● Records for the exercise

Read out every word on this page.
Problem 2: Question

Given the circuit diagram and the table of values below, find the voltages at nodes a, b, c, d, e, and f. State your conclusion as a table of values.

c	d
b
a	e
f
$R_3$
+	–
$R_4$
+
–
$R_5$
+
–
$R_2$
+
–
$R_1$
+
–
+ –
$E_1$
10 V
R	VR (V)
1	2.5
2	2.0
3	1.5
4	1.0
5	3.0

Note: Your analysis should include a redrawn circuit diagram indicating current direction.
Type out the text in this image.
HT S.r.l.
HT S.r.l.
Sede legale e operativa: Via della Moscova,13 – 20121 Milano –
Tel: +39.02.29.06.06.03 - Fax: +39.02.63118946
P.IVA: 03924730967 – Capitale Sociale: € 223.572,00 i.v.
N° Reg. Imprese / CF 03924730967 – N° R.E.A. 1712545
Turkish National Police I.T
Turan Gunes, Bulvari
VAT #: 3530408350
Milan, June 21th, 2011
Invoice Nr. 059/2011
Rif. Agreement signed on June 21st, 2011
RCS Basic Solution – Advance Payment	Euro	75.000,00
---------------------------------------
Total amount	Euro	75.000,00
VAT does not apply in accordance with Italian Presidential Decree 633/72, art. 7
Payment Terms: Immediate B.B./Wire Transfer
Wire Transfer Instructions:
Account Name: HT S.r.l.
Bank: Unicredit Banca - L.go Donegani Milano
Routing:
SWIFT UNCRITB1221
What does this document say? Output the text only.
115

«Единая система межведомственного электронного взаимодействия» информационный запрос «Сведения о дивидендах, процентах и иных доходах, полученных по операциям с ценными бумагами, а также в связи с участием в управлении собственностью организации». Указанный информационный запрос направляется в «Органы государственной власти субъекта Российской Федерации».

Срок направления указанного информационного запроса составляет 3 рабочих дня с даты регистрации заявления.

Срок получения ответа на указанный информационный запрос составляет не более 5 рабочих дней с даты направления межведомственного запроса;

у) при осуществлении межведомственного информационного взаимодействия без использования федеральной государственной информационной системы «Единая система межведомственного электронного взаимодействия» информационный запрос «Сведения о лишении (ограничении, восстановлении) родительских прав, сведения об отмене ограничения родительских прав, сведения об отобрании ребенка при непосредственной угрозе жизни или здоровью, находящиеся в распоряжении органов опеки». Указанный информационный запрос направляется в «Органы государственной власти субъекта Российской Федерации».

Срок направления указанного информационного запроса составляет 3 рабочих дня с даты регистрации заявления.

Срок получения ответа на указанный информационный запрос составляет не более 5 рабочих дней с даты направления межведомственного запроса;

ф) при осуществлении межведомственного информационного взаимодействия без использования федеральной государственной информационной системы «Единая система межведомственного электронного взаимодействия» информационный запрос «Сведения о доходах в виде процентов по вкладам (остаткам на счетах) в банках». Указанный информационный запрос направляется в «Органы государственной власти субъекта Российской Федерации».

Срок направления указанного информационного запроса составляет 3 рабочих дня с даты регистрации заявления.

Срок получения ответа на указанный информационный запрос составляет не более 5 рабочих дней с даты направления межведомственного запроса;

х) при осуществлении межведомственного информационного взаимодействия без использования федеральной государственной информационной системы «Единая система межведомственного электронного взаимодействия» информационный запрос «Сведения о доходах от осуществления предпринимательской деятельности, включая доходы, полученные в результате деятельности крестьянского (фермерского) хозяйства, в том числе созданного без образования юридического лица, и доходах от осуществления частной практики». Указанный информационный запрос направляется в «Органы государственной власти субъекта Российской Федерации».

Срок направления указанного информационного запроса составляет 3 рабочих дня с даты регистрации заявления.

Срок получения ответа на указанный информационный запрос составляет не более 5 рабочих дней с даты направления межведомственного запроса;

● What is expected
Which lines hold the string "Transfer"? Copy all of them from the data above.

● Solved problem
Payment Terms: Immediate B.B./Wire Transfer
Wire Transfer Instructions:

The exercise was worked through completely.